-- start GIVEN RECORDS --

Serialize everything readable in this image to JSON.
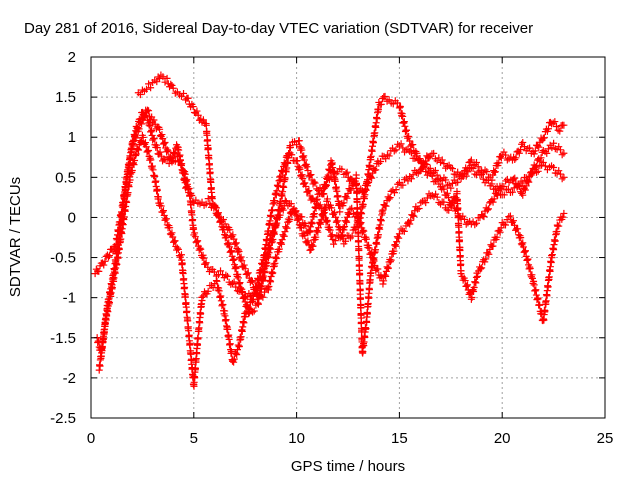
{
  "chart_data": {
    "type": "scatter",
    "title": "Day 281 of 2016, Sidereal Day-to-day VTEC variation (SDTVAR) for receiver",
    "xlabel": "GPS time / hours",
    "ylabel": "SDTVAR / TECUs",
    "xlim": [
      0,
      25
    ],
    "ylim": [
      -2.5,
      2
    ],
    "xticks": [
      0,
      5,
      10,
      15,
      20,
      25
    ],
    "xtick_labels": [
      "0",
      "5",
      "10",
      "15",
      "20",
      "25"
    ],
    "yticks": [
      -2.5,
      -2,
      -1.5,
      -1,
      -0.5,
      0,
      0.5,
      1,
      1.5,
      2
    ],
    "ytick_labels": [
      "-2.5",
      "-2",
      "-1.5",
      "-1",
      "-0.5",
      "0",
      "0.5",
      "1",
      "1.5",
      "2"
    ],
    "grid": true,
    "marker": "+",
    "color": "#ff0000",
    "series": [
      {
        "x": [
          0.2,
          0.5,
          0.8,
          1.0,
          1.2,
          1.5,
          1.8,
          2.0,
          2.2,
          2.5,
          2.8,
          3.0,
          3.3,
          3.6,
          3.9,
          4.2,
          4.5,
          4.8,
          5.0,
          5.3,
          5.6,
          6.0,
          6.4,
          6.8,
          7.2,
          7.6,
          8.0,
          8.4,
          8.8,
          9.2,
          9.6,
          10.0,
          10.4,
          10.8,
          11.2,
          11.6,
          12.0,
          12.4,
          12.8,
          13.2,
          13.6,
          14.0,
          14.5,
          15.0,
          15.5,
          16.0,
          16.5,
          17.0,
          17.5,
          18.0,
          18.5,
          19.0,
          19.5,
          20.0,
          20.5,
          21.0,
          21.5,
          22.0,
          22.5,
          23.0
        ],
        "y": [
          -0.7,
          -0.6,
          -0.5,
          -0.4,
          -0.35,
          0.1,
          0.6,
          0.9,
          1.1,
          1.3,
          1.2,
          1.0,
          0.8,
          0.7,
          0.7,
          0.75,
          0.6,
          0.3,
          -0.2,
          -0.4,
          -0.6,
          -0.7,
          -0.7,
          -0.8,
          -0.9,
          -1.0,
          -0.9,
          -0.5,
          0.1,
          0.5,
          0.8,
          0.7,
          0.4,
          0.2,
          0.3,
          0.5,
          0.6,
          0.55,
          0.4,
          0.3,
          0.5,
          0.7,
          0.8,
          0.9,
          0.8,
          0.7,
          0.6,
          0.5,
          0.4,
          0.5,
          0.6,
          0.5,
          0.4,
          0.3,
          0.35,
          0.45,
          0.55,
          0.65,
          0.6,
          0.5
        ]
      },
      {
        "x": [
          0.3,
          0.5,
          0.8,
          1.1,
          1.4,
          1.7,
          2.0,
          2.3,
          2.7,
          3.0,
          3.3,
          3.6,
          3.9,
          4.2,
          4.6,
          5.0,
          5.3,
          5.7,
          6.1,
          6.5,
          6.9,
          7.3,
          7.7,
          8.1,
          8.5,
          8.9,
          9.3,
          9.7,
          10.1,
          10.5,
          10.9,
          11.3,
          11.7,
          12.1,
          12.5,
          12.9,
          13.2,
          13.4,
          13.6,
          13.9,
          14.2,
          14.6,
          15.0,
          15.5,
          16.0,
          16.5,
          17.0,
          17.5,
          18.0,
          18.5,
          19.0,
          19.5,
          20.0,
          20.5,
          21.0,
          21.5,
          22.0,
          22.4,
          22.8,
          23.0
        ],
        "y": [
          -1.5,
          -1.7,
          -1.1,
          -0.7,
          -0.2,
          0.4,
          0.9,
          1.1,
          1.35,
          1.2,
          1.1,
          0.9,
          0.7,
          0.9,
          0.4,
          0.2,
          0.15,
          0.2,
          0.1,
          -0.2,
          -0.5,
          -0.9,
          -1.2,
          -1.1,
          -0.6,
          -0.2,
          0.3,
          0.9,
          0.95,
          0.6,
          0.4,
          0.3,
          0.7,
          0.1,
          0.3,
          0.5,
          -1.7,
          -1.3,
          -0.7,
          -0.3,
          0.1,
          0.3,
          0.4,
          0.5,
          0.6,
          0.8,
          0.7,
          0.6,
          0.5,
          0.7,
          0.6,
          0.5,
          0.8,
          0.7,
          0.9,
          0.8,
          1.0,
          1.2,
          1.1,
          1.15
        ]
      },
      {
        "x": [
          0.4,
          0.7,
          1.0,
          1.3,
          1.6,
          1.9,
          2.2,
          2.5,
          2.8,
          3.1,
          3.3,
          3.6,
          3.9,
          4.2,
          4.4,
          5.0,
          5.2,
          5.4,
          5.7,
          6.1,
          6.5,
          6.9,
          7.2,
          7.5,
          7.9,
          8.3,
          8.7,
          9.1,
          9.5,
          9.9,
          10.3,
          10.7,
          11.1,
          11.5,
          11.9,
          12.3,
          12.7,
          13.1,
          13.4,
          14.0,
          14.3,
          14.6,
          15.0,
          15.4,
          15.8,
          16.2,
          16.6,
          17.0,
          17.5,
          18.0,
          18.5,
          19.0,
          19.5,
          20.0,
          20.5,
          21.0,
          21.5,
          22.0,
          22.5,
          23.0
        ],
        "y": [
          -1.9,
          -1.3,
          -0.9,
          -0.5,
          0.0,
          0.5,
          0.8,
          1.0,
          0.8,
          0.5,
          0.2,
          0.0,
          -0.2,
          -0.4,
          -0.5,
          -2.1,
          -1.5,
          -1.0,
          -0.9,
          -0.8,
          -1.2,
          -1.8,
          -1.6,
          -1.2,
          -1.0,
          -0.8,
          -0.3,
          0.0,
          0.2,
          0.1,
          -0.2,
          -0.4,
          -0.1,
          0.2,
          0.0,
          -0.3,
          -0.2,
          0.0,
          0.4,
          1.4,
          1.5,
          1.45,
          1.4,
          1.0,
          0.8,
          0.6,
          0.5,
          0.4,
          0.2,
          0.0,
          -0.1,
          0.0,
          0.2,
          0.4,
          0.5,
          0.3,
          0.6,
          0.8,
          0.9,
          0.8
        ]
      },
      {
        "x": [
          2.3,
          2.6,
          2.9,
          3.2,
          3.4,
          3.7,
          4.0,
          4.3,
          4.6,
          5.4,
          5.6,
          5.9,
          6.2,
          6.6,
          7.0,
          7.4,
          7.8,
          8.2,
          8.6,
          9.0,
          9.4,
          9.8,
          10.2,
          10.6,
          11.0,
          11.4,
          11.8,
          12.2,
          12.6,
          13.0,
          13.4,
          13.8,
          14.2,
          14.6,
          15.0,
          15.4,
          15.8,
          16.2,
          16.6,
          17.0,
          17.4,
          17.8,
          18.0,
          18.2,
          18.5,
          18.8,
          19.2,
          19.6,
          20.0,
          20.4,
          20.8,
          21.2,
          21.5,
          21.8,
          22.0,
          22.4,
          22.7,
          23.0
        ],
        "y": [
          1.55,
          1.6,
          1.65,
          1.7,
          1.75,
          1.7,
          1.6,
          1.55,
          1.5,
          1.2,
          1.15,
          0.2,
          0.0,
          -0.1,
          -0.3,
          -0.6,
          -0.8,
          -1.0,
          -0.9,
          -0.5,
          -0.2,
          0.1,
          0.0,
          -0.2,
          0.2,
          0.0,
          -0.3,
          -0.2,
          0.1,
          0.0,
          -0.3,
          -0.6,
          -0.8,
          -0.5,
          -0.2,
          -0.1,
          0.1,
          0.2,
          0.3,
          0.2,
          0.1,
          0.3,
          -0.7,
          -0.8,
          -1.0,
          -0.7,
          -0.5,
          -0.3,
          -0.1,
          0.0,
          -0.2,
          -0.5,
          -0.8,
          -1.1,
          -1.3,
          -0.5,
          -0.1,
          0.05
        ]
      }
    ]
  }
}
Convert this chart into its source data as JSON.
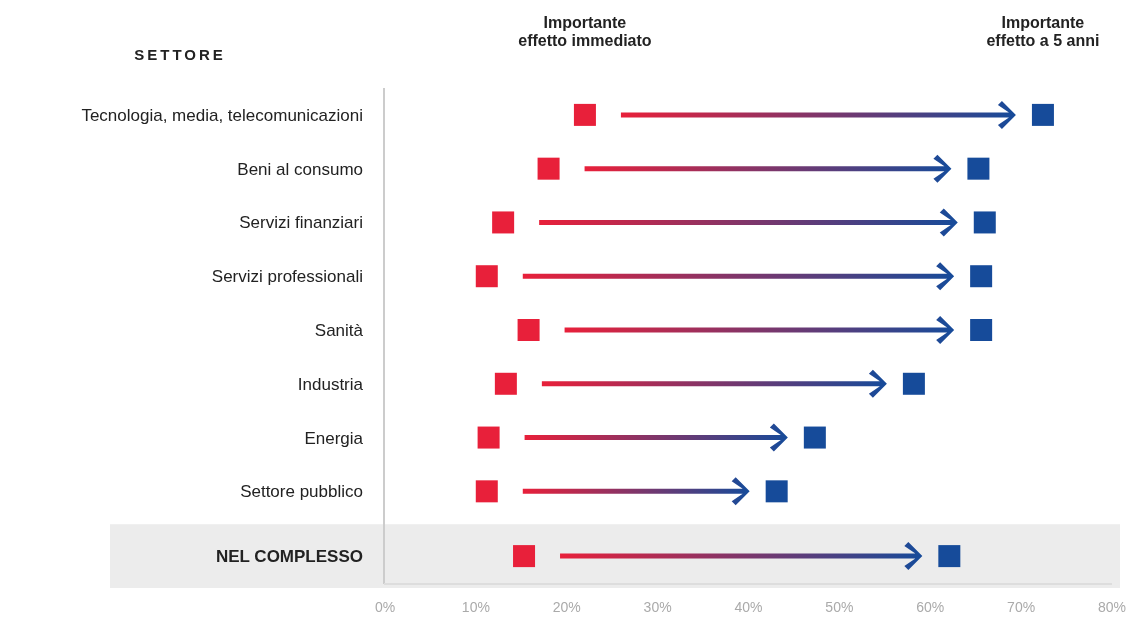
{
  "chart_data": {
    "type": "scatter",
    "orientation": "horizontal",
    "ylabel": "SETTORE",
    "categories": [
      "Tecnologia, media, telecomunicazioni",
      "Beni al consumo",
      "Servizi finanziari",
      "Servizi professionali",
      "Sanità",
      "Industria",
      "Energia",
      "Settore pubblico",
      "NEL COMPLESSO"
    ],
    "series": [
      {
        "name": "Importante effetto immediato",
        "color": "#e8203a",
        "values": [
          22,
          18,
          13,
          11.2,
          15.8,
          13.3,
          11.4,
          11.2,
          15.3
        ]
      },
      {
        "name": "Importante effetto a 5 anni",
        "color": "#164b9a",
        "values": [
          72.4,
          65.3,
          66,
          65.6,
          65.6,
          58.2,
          47.3,
          43.1,
          62.1
        ]
      }
    ],
    "xlim": [
      0,
      80
    ],
    "xticks": [
      {
        "value": 0,
        "label": "0%"
      },
      {
        "value": 10,
        "label": "10%"
      },
      {
        "value": 20,
        "label": "20%"
      },
      {
        "value": 30,
        "label": "30%"
      },
      {
        "value": 40,
        "label": "40%"
      },
      {
        "value": 50,
        "label": "50%"
      },
      {
        "value": 60,
        "label": "60%"
      },
      {
        "value": 70,
        "label": "70%"
      },
      {
        "value": 80,
        "label": "80%"
      }
    ],
    "bands": [
      {
        "axis": "y",
        "from": "NEL COMPLESSO",
        "to": "NEL COMPLESSO",
        "color": "#ececec"
      }
    ],
    "legend": "top",
    "marker": "square",
    "grid": false
  }
}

-- end GIVEN RECORDS --

## SHORT EXERCISE
How many lines in the records above contain the word "this"? Give only the number.

## EXERCISE RESULT
2